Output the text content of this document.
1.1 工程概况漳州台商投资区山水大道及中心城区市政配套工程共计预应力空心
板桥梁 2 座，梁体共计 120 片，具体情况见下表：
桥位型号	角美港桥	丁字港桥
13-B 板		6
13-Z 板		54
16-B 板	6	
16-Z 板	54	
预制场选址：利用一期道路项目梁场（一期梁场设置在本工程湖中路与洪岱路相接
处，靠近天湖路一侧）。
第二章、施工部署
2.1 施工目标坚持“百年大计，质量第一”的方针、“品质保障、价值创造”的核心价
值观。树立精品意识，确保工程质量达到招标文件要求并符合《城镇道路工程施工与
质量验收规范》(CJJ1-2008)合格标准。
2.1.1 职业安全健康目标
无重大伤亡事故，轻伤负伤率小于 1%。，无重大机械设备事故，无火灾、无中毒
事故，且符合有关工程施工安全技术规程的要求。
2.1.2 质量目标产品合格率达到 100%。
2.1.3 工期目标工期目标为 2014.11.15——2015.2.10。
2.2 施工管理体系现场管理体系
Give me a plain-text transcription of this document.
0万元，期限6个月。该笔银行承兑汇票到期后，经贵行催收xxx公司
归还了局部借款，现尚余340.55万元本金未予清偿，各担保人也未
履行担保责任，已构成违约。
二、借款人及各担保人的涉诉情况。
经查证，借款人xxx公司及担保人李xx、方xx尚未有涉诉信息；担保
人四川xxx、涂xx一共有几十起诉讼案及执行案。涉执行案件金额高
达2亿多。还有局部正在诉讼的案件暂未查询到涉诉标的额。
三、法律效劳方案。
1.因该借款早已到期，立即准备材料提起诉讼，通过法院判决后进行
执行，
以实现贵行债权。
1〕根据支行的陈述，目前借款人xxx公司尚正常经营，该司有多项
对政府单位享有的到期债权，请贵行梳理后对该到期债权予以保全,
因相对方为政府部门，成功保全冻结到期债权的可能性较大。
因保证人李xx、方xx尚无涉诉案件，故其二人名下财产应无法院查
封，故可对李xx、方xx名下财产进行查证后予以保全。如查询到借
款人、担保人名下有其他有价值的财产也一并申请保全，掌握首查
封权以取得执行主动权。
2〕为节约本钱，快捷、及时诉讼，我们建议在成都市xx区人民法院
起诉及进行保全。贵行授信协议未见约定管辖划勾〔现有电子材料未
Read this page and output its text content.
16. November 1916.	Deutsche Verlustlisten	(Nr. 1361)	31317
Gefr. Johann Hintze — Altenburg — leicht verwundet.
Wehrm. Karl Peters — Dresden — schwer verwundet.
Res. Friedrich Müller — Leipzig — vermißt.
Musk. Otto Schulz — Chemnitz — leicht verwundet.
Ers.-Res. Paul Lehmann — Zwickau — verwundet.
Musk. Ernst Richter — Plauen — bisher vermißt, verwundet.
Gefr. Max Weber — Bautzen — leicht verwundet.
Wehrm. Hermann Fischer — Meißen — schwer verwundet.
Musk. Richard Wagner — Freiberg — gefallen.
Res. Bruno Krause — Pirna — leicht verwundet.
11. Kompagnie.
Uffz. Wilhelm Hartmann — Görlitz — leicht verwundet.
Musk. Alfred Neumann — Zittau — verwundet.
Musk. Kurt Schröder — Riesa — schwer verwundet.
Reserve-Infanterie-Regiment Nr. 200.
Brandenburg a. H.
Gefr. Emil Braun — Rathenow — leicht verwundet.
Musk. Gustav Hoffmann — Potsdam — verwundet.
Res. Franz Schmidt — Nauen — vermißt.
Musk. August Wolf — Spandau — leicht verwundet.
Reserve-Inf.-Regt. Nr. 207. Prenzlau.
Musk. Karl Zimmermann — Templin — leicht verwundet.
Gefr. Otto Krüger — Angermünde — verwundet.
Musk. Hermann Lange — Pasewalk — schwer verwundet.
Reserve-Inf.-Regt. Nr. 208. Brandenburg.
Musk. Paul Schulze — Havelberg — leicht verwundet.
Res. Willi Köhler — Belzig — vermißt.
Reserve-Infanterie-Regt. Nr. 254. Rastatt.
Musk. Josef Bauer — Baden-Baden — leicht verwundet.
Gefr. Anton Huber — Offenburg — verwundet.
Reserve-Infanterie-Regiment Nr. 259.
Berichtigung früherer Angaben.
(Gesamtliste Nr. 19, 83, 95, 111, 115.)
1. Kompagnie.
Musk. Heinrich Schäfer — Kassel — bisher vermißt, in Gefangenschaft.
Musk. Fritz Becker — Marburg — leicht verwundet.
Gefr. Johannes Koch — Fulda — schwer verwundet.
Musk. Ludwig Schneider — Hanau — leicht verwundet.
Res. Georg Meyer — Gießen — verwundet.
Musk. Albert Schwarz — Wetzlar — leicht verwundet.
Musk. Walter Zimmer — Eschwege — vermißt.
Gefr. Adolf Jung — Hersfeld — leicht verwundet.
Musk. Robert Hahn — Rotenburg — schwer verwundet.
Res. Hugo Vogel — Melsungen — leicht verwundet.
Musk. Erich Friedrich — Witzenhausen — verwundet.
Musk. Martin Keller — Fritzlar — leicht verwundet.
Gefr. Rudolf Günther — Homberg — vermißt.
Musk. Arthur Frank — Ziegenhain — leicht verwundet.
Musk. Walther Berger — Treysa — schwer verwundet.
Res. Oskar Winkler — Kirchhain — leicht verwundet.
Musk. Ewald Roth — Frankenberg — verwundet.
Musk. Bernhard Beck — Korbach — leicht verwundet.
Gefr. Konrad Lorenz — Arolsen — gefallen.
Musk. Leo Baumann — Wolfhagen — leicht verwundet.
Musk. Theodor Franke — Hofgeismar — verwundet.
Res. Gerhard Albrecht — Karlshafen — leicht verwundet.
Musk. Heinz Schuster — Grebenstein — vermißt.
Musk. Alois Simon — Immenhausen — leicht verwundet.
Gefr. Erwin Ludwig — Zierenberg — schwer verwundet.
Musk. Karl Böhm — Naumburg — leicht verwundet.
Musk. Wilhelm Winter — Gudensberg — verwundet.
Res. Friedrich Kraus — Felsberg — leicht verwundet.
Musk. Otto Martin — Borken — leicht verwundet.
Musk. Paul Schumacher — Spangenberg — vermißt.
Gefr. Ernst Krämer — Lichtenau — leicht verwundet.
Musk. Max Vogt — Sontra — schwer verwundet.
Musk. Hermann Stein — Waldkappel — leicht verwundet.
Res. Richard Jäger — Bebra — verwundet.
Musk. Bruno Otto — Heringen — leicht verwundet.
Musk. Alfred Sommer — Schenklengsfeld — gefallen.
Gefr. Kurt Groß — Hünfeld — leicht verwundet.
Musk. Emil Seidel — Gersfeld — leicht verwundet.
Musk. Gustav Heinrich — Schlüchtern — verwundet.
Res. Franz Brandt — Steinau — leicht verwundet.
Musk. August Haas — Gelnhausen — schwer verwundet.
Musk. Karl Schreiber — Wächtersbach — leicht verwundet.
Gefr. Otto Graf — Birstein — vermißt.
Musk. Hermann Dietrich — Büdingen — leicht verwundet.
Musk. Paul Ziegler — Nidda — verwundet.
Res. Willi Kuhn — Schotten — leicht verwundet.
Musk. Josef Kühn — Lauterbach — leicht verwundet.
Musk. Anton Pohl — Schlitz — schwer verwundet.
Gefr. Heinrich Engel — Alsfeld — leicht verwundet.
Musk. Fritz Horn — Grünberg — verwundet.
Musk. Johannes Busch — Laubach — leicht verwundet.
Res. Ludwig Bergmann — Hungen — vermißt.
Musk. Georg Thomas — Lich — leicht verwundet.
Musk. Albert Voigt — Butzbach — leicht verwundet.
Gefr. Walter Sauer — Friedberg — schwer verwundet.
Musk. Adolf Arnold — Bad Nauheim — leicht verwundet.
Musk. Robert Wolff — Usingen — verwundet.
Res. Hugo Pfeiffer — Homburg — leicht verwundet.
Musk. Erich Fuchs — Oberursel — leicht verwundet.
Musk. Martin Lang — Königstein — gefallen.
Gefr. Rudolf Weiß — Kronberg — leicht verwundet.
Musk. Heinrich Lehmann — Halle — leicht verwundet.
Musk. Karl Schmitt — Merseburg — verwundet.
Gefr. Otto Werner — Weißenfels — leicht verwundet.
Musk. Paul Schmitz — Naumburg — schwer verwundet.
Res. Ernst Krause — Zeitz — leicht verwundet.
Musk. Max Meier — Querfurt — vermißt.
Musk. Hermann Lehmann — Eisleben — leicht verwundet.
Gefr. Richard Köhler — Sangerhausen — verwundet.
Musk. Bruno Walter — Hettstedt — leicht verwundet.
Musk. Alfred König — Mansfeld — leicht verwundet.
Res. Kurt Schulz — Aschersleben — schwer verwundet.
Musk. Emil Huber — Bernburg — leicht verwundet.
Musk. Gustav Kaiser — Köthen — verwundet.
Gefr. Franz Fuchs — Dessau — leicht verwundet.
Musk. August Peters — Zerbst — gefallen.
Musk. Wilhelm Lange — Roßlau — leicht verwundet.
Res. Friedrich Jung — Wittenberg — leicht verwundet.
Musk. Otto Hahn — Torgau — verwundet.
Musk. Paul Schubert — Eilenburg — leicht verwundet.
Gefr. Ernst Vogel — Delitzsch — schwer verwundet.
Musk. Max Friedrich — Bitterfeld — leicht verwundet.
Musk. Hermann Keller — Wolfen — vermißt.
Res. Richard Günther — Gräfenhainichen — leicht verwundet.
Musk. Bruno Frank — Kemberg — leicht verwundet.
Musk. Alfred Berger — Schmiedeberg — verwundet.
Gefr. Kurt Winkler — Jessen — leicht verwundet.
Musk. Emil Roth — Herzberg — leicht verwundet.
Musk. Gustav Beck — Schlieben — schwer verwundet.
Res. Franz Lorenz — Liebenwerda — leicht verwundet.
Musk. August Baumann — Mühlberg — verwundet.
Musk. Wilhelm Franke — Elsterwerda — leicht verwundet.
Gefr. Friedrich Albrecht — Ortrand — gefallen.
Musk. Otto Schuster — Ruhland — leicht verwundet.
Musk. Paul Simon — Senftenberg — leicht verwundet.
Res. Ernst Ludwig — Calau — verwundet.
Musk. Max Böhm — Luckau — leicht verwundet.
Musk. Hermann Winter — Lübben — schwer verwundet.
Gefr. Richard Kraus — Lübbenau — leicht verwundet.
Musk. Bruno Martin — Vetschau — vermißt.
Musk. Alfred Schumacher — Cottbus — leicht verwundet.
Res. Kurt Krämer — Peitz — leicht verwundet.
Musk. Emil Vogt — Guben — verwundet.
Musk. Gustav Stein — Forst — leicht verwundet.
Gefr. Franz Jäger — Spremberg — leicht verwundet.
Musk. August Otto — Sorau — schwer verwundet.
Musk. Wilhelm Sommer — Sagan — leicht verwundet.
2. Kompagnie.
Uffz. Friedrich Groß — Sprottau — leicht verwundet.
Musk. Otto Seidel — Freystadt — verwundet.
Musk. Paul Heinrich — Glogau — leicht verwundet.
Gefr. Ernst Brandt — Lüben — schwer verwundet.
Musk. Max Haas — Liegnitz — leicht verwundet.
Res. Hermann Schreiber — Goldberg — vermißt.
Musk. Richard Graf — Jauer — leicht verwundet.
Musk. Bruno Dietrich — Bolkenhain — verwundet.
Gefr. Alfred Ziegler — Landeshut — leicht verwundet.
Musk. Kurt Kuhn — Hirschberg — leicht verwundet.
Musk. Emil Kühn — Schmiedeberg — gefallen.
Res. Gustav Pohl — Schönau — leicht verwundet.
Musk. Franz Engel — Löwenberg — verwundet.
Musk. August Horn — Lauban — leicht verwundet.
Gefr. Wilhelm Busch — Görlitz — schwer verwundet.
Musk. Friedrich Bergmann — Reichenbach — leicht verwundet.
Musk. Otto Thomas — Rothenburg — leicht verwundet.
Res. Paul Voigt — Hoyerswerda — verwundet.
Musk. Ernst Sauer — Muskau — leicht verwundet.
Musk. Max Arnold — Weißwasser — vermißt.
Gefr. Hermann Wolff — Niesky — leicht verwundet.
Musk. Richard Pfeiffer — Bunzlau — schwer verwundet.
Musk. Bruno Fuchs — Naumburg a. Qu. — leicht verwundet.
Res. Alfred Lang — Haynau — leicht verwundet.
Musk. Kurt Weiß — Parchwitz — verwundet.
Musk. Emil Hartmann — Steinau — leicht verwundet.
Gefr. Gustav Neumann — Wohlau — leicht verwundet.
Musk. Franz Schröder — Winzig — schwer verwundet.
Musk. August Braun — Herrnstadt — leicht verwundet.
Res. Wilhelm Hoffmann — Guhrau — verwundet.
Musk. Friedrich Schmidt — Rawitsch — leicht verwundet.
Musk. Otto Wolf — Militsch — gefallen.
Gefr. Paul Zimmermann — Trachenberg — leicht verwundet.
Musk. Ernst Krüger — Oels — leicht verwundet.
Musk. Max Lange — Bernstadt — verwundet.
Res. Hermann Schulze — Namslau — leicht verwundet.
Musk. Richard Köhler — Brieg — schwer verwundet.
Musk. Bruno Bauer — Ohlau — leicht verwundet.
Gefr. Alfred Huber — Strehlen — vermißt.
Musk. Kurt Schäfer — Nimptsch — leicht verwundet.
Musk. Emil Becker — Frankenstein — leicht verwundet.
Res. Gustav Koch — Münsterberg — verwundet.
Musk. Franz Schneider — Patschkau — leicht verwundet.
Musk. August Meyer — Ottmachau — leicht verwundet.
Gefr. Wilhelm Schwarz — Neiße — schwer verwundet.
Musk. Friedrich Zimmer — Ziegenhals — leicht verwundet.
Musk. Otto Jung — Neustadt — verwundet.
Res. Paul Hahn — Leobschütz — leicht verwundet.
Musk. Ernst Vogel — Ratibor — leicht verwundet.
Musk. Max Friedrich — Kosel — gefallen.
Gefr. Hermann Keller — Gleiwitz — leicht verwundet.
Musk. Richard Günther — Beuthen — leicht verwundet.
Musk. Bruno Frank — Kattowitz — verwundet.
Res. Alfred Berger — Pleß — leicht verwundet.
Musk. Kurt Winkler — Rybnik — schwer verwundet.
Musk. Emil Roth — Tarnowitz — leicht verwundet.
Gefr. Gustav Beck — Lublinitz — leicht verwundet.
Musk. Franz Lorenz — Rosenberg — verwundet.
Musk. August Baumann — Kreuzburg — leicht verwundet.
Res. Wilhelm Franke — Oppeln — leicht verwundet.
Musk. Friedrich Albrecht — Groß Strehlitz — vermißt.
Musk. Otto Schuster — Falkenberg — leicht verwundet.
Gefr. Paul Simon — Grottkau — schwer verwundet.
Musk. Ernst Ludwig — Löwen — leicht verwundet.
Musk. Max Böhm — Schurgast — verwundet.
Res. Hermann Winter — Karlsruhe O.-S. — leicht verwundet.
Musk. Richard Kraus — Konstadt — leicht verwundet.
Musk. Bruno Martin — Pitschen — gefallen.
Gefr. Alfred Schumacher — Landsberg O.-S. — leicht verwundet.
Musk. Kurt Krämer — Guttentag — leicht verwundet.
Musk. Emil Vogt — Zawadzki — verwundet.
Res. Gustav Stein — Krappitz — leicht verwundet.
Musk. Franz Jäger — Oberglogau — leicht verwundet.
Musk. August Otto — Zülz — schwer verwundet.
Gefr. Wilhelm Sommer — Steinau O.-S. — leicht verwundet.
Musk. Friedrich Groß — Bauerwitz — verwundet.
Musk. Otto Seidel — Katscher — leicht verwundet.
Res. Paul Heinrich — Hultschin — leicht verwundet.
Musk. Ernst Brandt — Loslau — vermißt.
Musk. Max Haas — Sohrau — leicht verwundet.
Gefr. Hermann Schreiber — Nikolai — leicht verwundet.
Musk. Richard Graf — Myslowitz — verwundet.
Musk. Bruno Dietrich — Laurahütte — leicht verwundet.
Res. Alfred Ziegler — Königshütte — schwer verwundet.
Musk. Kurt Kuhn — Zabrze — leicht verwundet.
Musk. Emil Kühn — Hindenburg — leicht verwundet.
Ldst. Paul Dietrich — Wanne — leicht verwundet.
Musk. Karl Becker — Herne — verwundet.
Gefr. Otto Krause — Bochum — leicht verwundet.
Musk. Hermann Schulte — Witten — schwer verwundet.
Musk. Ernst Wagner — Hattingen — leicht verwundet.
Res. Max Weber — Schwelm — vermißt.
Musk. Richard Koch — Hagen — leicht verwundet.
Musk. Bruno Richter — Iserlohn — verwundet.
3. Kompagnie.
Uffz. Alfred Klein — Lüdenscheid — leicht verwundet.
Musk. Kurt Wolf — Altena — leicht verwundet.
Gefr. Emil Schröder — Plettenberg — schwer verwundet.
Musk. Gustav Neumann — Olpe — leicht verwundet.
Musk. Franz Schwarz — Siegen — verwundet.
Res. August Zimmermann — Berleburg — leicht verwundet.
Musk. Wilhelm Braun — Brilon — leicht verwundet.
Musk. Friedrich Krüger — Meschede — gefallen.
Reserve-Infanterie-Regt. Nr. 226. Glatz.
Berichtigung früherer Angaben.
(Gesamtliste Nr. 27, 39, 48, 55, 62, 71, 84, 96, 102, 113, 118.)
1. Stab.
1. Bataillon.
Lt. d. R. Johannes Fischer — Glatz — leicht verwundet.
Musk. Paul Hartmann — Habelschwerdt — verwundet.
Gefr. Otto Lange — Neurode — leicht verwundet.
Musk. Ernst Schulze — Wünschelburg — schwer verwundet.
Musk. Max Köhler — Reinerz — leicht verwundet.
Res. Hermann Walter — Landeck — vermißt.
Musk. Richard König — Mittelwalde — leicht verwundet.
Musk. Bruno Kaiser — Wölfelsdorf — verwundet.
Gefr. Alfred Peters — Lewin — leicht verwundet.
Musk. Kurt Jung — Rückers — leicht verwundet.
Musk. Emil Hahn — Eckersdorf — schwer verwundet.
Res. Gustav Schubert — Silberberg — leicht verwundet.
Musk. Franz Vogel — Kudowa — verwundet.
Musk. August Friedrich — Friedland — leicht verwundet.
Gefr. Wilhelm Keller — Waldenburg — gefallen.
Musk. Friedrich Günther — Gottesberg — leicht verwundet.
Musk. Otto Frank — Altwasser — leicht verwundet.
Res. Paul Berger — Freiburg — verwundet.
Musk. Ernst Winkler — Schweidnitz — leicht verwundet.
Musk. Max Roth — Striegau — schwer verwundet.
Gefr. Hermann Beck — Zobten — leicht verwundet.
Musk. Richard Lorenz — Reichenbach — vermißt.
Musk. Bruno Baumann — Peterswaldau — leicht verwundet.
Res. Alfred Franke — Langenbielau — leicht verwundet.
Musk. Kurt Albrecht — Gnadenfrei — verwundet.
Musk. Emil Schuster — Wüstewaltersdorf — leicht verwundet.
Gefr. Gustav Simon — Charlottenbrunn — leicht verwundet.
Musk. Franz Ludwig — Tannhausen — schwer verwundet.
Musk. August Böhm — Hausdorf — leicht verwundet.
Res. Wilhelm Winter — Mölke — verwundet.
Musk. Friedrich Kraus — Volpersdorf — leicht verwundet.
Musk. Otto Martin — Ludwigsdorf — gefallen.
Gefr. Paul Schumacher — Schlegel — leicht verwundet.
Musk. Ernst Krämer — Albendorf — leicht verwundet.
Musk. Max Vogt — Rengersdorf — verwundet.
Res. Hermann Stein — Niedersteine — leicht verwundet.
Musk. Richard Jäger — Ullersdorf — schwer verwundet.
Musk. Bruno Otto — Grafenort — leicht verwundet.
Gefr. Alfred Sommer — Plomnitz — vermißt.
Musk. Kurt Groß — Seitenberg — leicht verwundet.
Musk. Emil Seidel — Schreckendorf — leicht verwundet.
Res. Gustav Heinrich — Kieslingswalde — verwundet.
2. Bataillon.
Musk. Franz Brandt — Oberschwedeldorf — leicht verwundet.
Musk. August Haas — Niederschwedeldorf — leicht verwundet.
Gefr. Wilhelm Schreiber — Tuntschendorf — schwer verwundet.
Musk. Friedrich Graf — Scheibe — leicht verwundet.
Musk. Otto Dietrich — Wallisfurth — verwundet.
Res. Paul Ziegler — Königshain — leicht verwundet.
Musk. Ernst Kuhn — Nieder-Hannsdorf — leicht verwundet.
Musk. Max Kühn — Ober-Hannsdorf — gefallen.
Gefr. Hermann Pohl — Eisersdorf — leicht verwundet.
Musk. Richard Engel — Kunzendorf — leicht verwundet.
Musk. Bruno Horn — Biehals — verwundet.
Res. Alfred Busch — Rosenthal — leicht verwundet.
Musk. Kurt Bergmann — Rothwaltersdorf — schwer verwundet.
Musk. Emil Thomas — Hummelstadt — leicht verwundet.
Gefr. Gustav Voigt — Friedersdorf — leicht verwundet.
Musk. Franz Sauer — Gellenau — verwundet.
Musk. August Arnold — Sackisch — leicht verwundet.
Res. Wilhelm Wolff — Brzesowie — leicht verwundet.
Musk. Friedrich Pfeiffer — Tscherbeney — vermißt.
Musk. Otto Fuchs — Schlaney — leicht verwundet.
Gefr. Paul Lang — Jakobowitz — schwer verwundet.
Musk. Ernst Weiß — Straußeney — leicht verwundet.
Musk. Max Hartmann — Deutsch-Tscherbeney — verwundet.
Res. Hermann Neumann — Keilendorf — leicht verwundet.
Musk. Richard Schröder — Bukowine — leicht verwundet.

▶ Stated exercise
Read the entries and select each line where the word "Koch" is found.

▶ Output of the task
Gefr. Johannes Koch — Fulda — schwer verwundet.
Res. Gustav Koch — Münsterberg — verwundet.
Musk. Richard Koch — Hagen — leicht verwundet.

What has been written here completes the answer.